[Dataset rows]
====================
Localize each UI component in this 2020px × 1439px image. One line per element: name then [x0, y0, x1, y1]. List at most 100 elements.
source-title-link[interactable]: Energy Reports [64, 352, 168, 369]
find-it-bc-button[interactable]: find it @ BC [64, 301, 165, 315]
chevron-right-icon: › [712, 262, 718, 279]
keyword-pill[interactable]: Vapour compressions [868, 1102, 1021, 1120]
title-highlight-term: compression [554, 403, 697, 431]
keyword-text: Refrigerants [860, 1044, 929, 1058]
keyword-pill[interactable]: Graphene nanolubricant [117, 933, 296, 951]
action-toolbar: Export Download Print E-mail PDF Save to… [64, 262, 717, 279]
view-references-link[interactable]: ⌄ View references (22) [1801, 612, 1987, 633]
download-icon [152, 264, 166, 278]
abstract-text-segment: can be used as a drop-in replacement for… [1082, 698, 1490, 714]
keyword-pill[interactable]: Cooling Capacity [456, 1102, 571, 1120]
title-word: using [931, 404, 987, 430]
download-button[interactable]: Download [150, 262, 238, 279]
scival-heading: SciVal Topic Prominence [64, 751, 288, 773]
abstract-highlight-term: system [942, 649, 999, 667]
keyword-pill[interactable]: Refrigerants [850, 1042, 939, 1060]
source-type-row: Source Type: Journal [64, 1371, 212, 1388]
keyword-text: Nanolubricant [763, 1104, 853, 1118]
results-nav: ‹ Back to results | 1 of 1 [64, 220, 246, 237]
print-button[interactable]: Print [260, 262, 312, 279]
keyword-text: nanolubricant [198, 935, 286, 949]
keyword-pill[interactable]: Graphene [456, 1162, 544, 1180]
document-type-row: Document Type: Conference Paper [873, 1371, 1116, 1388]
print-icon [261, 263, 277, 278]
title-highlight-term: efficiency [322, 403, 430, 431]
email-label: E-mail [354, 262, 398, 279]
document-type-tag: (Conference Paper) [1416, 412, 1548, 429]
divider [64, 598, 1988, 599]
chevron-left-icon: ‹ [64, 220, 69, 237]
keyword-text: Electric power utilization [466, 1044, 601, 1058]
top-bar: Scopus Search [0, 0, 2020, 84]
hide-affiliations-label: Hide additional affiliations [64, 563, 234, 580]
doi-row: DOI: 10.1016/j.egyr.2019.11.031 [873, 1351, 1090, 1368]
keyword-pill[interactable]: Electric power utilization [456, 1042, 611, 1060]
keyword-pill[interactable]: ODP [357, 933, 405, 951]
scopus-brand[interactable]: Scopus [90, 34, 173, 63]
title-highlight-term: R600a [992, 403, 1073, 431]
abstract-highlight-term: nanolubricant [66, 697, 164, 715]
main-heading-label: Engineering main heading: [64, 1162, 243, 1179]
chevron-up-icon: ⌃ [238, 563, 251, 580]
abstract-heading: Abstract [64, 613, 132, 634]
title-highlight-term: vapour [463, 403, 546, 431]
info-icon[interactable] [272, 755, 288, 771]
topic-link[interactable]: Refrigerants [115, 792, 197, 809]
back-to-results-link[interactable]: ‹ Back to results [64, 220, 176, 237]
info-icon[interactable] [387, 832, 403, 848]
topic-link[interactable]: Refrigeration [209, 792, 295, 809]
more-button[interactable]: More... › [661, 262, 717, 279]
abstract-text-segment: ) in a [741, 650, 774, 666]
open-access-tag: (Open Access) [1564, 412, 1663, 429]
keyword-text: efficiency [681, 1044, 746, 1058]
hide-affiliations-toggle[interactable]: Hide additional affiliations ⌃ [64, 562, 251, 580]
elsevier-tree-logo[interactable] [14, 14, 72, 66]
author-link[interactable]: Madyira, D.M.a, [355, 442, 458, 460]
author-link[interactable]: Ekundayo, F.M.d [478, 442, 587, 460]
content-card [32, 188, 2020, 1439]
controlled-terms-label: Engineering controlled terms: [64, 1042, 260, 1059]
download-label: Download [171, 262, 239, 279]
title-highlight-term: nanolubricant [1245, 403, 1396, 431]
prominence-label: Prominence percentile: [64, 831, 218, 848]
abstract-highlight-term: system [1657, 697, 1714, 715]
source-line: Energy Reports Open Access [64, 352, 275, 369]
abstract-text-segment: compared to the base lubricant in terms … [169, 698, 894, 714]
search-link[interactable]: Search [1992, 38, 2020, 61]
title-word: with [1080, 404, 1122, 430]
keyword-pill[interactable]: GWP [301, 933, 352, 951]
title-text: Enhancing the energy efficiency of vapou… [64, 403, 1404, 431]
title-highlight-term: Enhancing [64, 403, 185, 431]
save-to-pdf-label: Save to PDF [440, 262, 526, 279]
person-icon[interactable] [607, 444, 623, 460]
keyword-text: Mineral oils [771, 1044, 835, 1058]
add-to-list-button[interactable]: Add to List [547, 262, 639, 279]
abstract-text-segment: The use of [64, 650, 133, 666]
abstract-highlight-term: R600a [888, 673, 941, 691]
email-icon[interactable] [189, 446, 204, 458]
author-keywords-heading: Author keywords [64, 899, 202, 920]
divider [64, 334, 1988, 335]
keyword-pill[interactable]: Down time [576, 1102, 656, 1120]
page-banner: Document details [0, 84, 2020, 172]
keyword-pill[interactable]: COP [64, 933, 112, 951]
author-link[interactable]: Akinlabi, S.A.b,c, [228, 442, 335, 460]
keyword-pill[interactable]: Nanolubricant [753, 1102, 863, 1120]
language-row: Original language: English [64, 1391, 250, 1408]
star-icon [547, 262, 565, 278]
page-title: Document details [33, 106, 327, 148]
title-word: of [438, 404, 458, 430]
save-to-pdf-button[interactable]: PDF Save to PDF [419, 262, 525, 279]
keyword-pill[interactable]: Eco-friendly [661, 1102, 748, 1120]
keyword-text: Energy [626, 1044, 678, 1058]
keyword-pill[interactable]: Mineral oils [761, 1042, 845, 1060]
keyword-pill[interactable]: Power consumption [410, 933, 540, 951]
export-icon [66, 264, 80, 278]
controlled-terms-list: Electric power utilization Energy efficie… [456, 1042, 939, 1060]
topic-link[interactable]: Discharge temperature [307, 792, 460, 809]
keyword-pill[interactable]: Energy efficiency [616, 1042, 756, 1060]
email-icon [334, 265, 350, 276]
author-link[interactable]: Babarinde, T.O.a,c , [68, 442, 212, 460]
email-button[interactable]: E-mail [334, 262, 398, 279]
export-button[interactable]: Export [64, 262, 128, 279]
====================
# [Written instruction]
Lay out all of the lines above as a numbered list, leaving out any blank lines.

# [The result]
1. Localize each UI component in this 2020px × 1439px image. One line per element: name then [x0, y0, x1, y1]. List at most 100 elements.
2. source-title-link[interactable]: Energy Reports [64, 352, 168, 369]
3. find-it-bc-button[interactable]: find it @ BC [64, 301, 165, 315]
4. chevron-right-icon: › [712, 262, 718, 279]
5. keyword-pill[interactable]: Vapour compressions [868, 1102, 1021, 1120]
6. title-highlight-term: compression [554, 403, 697, 431]
7. keyword-text: Refrigerants [860, 1044, 929, 1058]
8. keyword-pill[interactable]: Graphene nanolubricant [117, 933, 296, 951]
9. action-toolbar: Export Download Print E-mail PDF Save to… [64, 262, 717, 279]
10. view-references-link[interactable]: ⌄ View references (22) [1801, 612, 1987, 633]
11. download-icon [152, 264, 166, 278]
12. abstract-text-segment: can be used as a drop-in replacement for… [1082, 698, 1490, 714]
13. keyword-pill[interactable]: Cooling Capacity [456, 1102, 571, 1120]
14. title-word: using [931, 404, 987, 430]
15. download-button[interactable]: Download [150, 262, 238, 279]
16. scival-heading: SciVal Topic Prominence [64, 751, 288, 773]
17. abstract-highlight-term: system [942, 649, 999, 667]
18. keyword-pill[interactable]: Refrigerants [850, 1042, 939, 1060]
19. source-type-row: Source Type: Journal [64, 1371, 212, 1388]
20. keyword-text: Nanolubricant [763, 1104, 853, 1118]
21. results-nav: ‹ Back to results | 1 of 1 [64, 220, 246, 237]
22. print-button[interactable]: Print [260, 262, 312, 279]
23. keyword-text: nanolubricant [198, 935, 286, 949]
24. keyword-pill[interactable]: Graphene [456, 1162, 544, 1180]
25. document-type-row: Document Type: Conference Paper [873, 1371, 1116, 1388]
26. print-icon [261, 263, 277, 278]
27. title-highlight-term: efficiency [322, 403, 430, 431]
28. email-label: E-mail [354, 262, 398, 279]
29. document-type-tag: (Conference Paper) [1416, 412, 1548, 429]
30. divider [64, 598, 1988, 599]
31. chevron-left-icon: ‹ [64, 220, 69, 237]
32. keyword-text: Electric power utilization [466, 1044, 601, 1058]
33. top-bar: Scopus Search [0, 0, 2020, 84]
34. hide-affiliations-label: Hide additional affiliations [64, 563, 234, 580]
35. doi-row: DOI: 10.1016/j.egyr.2019.11.031 [873, 1351, 1090, 1368]
36. keyword-pill[interactable]: Electric power utilization [456, 1042, 611, 1060]
37. keyword-pill[interactable]: ODP [357, 933, 405, 951]
38. scopus-brand[interactable]: Scopus [90, 34, 173, 63]
39. title-highlight-term: R600a [992, 403, 1073, 431]
40. abstract-highlight-term: nanolubricant [66, 697, 164, 715]
41. main-heading-label: Engineering main heading: [64, 1162, 243, 1179]
42. chevron-up-icon: ⌃ [238, 563, 251, 580]
43. abstract-heading: Abstract [64, 613, 132, 634]
44. title-highlight-term: vapour [463, 403, 546, 431]
45. info-icon[interactable] [272, 755, 288, 771]
46. topic-link[interactable]: Refrigerants [115, 792, 197, 809]
47. back-to-results-link[interactable]: ‹ Back to results [64, 220, 176, 237]
48. info-icon[interactable] [387, 832, 403, 848]
49. topic-link[interactable]: Refrigeration [209, 792, 295, 809]
50. more-button[interactable]: More... › [661, 262, 717, 279]
51. abstract-text-segment: ) in a [741, 650, 774, 666]
52. open-access-tag: (Open Access) [1564, 412, 1663, 429]
53. keyword-text: efficiency [681, 1044, 746, 1058]
54. hide-affiliations-toggle[interactable]: Hide additional affiliations ⌃ [64, 562, 251, 580]
55. elsevier-tree-logo[interactable] [14, 14, 72, 66]
56. author-link[interactable]: Madyira, D.M.a, [355, 442, 458, 460]
57. author-link[interactable]: Ekundayo, F.M.d [478, 442, 587, 460]
58. content-card [32, 188, 2020, 1439]
59. controlled-terms-label: Engineering controlled terms: [64, 1042, 260, 1059]
60. download-label: Download [171, 262, 239, 279]
61. title-highlight-term: nanolubricant [1245, 403, 1396, 431]
62. prominence-label: Prominence percentile: [64, 831, 218, 848]
63. abstract-highlight-term: system [1657, 697, 1714, 715]
64. source-line: Energy Reports Open Access [64, 352, 275, 369]
65. abstract-text-segment: compared to the base lubricant in terms … [169, 698, 894, 714]
66. search-link[interactable]: Search [1992, 38, 2020, 61]
67. title-word: with [1080, 404, 1122, 430]
68. keyword-pill[interactable]: GWP [301, 933, 352, 951]
69. title-text: Enhancing the energy efficiency of vapou… [64, 403, 1404, 431]
70. title-highlight-term: Enhancing [64, 403, 185, 431]
71. save-to-pdf-label: Save to PDF [440, 262, 526, 279]
72. person-icon[interactable] [607, 444, 623, 460]
73. keyword-text: Mineral oils [771, 1044, 835, 1058]
74. add-to-list-button[interactable]: Add to List [547, 262, 639, 279]
75. abstract-text-segment: The use of [64, 650, 133, 666]
76. abstract-highlight-term: R600a [888, 673, 941, 691]
77. email-icon[interactable] [189, 446, 204, 458]
78. author-keywords-heading: Author keywords [64, 899, 202, 920]
79. divider [64, 334, 1988, 335]
80. keyword-pill[interactable]: Down time [576, 1102, 656, 1120]
81. page-banner: Document details [0, 84, 2020, 172]
82. keyword-pill[interactable]: COP [64, 933, 112, 951]
83. author-link[interactable]: Akinlabi, S.A.b,c, [228, 442, 335, 460]
84. keyword-pill[interactable]: Nanolubricant [753, 1102, 863, 1120]
85. language-row: Original language: English [64, 1391, 250, 1408]
86. star-icon [547, 262, 565, 278]
87. page-title: Document details [33, 106, 327, 148]
88. title-word: of [438, 404, 458, 430]
89. save-to-pdf-button[interactable]: PDF Save to PDF [419, 262, 525, 279]
90. keyword-pill[interactable]: Eco-friendly [661, 1102, 748, 1120]
91. keyword-text: Energy [626, 1044, 678, 1058]
92. keyword-pill[interactable]: Mineral oils [761, 1042, 845, 1060]
93. keyword-pill[interactable]: Power consumption [410, 933, 540, 951]
94. export-icon [66, 264, 80, 278]
95. controlled-terms-list: Electric power utilization Energy efficie… [456, 1042, 939, 1060]
96. topic-link[interactable]: Discharge temperature [307, 792, 460, 809]
97. keyword-pill[interactable]: Energy efficiency [616, 1042, 756, 1060]
98. email-icon [334, 265, 350, 276]
99. author-link[interactable]: Babarinde, T.O.a,c , [68, 442, 212, 460]
100. email-button[interactable]: E-mail [334, 262, 398, 279]
101. export-button[interactable]: Export [64, 262, 128, 279]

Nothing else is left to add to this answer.